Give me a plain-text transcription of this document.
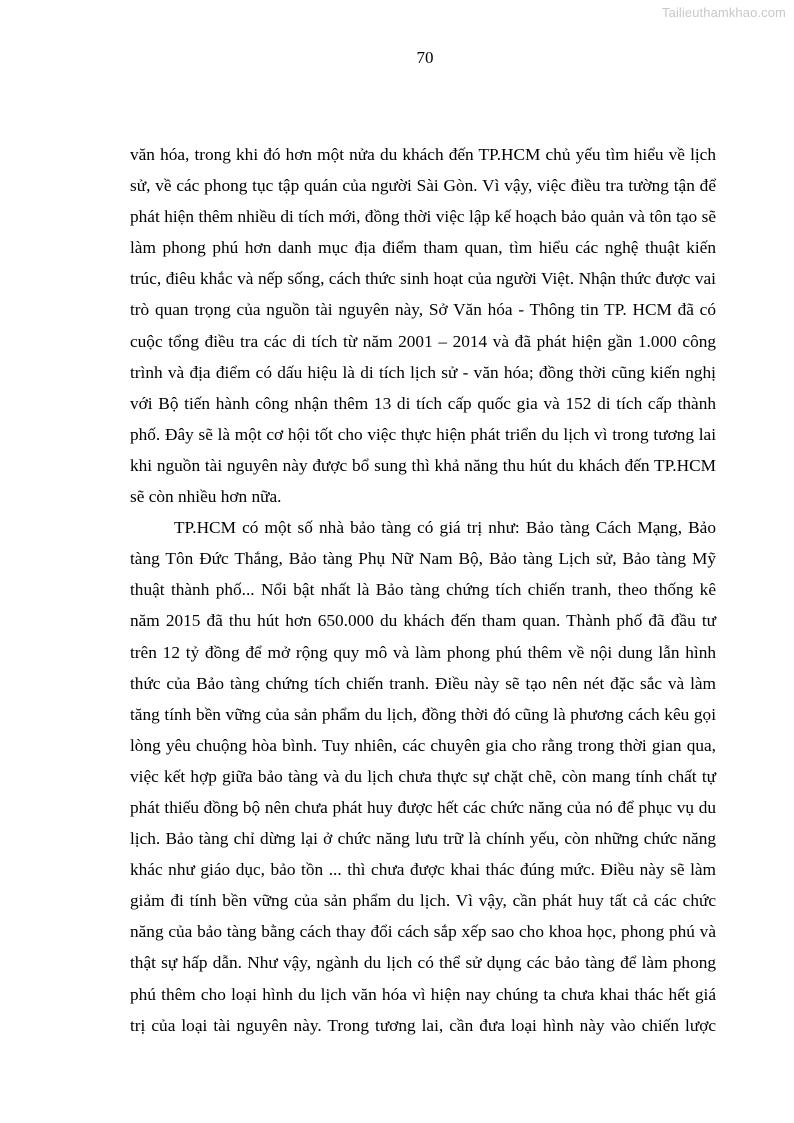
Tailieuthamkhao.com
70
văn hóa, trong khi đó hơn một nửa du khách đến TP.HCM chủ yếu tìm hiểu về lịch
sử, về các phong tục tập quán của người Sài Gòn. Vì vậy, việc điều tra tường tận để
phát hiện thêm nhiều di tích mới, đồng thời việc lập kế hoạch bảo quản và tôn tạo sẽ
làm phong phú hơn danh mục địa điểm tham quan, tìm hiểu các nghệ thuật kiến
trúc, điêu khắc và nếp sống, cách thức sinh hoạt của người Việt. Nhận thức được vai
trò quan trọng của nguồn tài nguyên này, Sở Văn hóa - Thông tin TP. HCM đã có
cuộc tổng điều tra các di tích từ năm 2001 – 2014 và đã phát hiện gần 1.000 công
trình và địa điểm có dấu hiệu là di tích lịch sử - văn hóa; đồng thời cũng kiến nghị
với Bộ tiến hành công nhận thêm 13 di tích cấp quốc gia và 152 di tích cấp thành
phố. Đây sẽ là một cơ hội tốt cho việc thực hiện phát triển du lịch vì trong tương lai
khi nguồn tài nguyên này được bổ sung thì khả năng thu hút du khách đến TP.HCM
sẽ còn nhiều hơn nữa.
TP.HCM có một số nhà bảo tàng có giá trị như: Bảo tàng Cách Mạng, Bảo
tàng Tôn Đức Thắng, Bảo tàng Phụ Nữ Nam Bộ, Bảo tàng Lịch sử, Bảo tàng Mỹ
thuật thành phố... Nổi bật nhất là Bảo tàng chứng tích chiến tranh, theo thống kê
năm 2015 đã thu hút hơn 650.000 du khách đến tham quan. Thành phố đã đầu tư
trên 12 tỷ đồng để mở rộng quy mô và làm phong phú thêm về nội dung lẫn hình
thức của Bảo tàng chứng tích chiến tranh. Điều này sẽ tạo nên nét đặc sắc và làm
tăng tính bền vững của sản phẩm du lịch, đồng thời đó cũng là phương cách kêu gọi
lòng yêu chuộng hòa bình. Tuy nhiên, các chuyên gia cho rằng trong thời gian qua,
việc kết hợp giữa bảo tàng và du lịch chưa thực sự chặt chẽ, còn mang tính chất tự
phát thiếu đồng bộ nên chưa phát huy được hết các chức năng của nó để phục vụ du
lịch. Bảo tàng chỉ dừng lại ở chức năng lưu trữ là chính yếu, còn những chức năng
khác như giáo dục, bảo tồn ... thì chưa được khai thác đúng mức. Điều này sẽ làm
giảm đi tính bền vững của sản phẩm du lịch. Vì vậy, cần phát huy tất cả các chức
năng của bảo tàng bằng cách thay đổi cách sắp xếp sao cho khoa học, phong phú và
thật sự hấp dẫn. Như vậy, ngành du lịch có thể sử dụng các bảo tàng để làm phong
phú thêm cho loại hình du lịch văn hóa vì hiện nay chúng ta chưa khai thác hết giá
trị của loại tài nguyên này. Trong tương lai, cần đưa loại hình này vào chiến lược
__________
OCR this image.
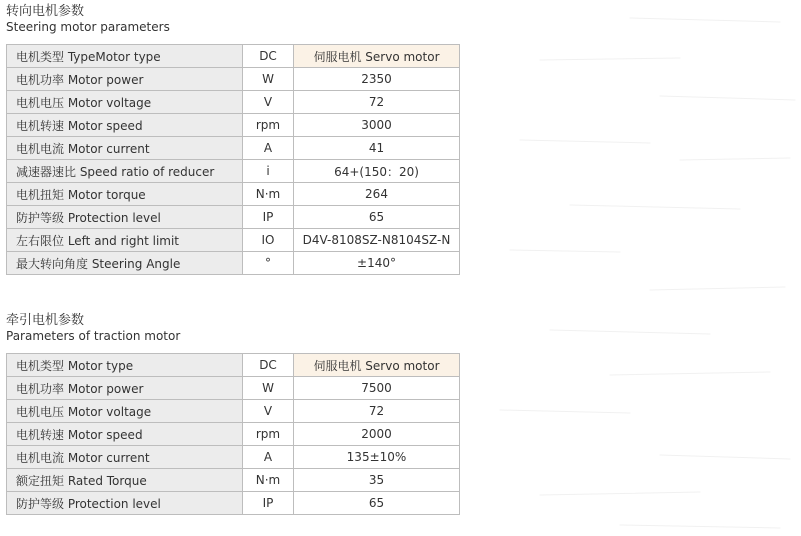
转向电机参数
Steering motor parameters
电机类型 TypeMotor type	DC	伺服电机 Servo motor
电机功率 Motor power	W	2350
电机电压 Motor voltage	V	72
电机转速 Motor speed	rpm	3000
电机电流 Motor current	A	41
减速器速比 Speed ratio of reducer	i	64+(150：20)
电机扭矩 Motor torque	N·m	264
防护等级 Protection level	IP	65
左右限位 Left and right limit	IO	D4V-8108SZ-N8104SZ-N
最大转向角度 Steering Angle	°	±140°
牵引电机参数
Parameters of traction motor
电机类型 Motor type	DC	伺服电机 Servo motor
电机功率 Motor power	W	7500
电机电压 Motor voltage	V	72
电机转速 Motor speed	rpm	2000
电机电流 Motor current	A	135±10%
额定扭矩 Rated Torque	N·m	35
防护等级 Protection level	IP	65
__________
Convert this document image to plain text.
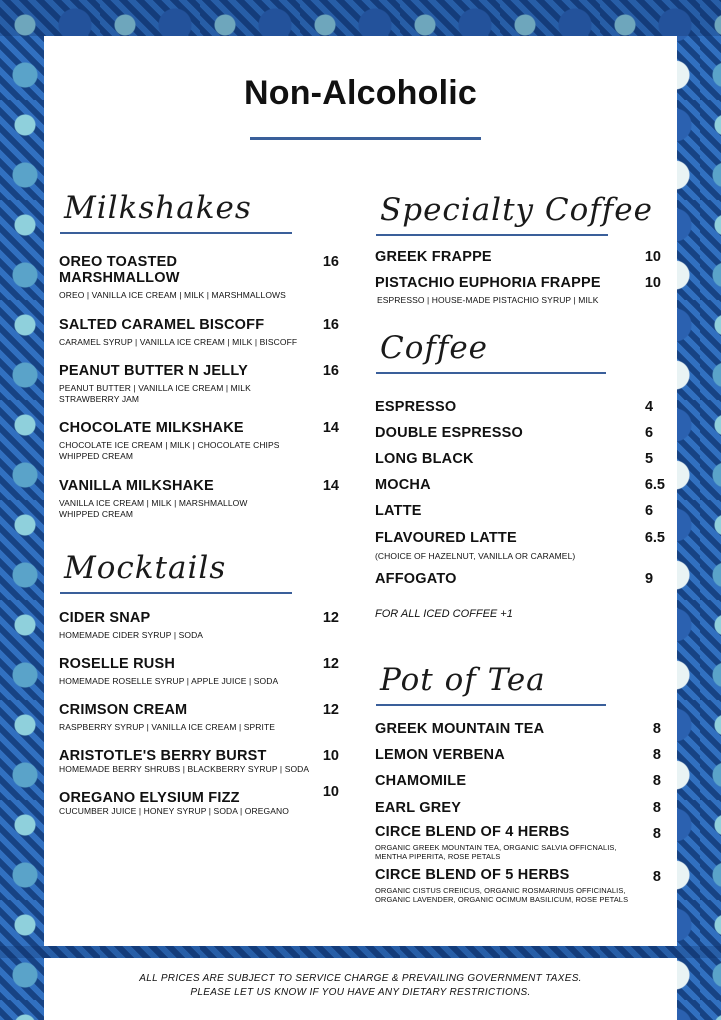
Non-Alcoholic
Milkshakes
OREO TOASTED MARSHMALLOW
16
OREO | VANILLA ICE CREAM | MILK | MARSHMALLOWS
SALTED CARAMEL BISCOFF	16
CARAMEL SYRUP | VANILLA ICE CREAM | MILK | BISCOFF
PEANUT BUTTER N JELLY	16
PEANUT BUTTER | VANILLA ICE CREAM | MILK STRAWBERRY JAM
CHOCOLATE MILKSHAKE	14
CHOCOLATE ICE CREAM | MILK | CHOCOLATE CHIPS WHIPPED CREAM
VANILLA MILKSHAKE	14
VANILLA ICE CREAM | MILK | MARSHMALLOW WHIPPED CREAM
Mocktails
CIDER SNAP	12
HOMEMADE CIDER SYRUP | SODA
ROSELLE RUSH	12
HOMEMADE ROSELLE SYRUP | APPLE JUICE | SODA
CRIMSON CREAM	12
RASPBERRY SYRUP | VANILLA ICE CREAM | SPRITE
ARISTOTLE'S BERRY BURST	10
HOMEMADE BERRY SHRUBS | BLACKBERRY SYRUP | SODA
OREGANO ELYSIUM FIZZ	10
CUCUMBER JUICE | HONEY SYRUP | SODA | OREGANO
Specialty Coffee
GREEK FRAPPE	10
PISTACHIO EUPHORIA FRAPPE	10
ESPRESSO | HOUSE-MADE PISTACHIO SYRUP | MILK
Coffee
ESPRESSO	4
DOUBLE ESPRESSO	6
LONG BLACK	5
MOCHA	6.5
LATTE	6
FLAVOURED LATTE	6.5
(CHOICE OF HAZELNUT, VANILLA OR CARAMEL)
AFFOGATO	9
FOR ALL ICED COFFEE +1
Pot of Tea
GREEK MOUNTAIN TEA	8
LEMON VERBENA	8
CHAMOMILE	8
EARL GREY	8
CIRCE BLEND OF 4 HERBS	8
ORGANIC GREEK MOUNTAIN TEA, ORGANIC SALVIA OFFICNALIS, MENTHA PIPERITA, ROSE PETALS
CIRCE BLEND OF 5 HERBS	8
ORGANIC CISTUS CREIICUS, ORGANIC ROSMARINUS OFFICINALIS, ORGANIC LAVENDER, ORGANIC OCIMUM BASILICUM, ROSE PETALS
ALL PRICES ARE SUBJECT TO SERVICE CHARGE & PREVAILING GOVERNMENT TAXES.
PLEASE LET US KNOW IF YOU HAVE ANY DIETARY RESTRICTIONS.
__________
### [What is needed]
Count the lines in the records above that hold the word "người", and give only that number.

### [Problem solution]
2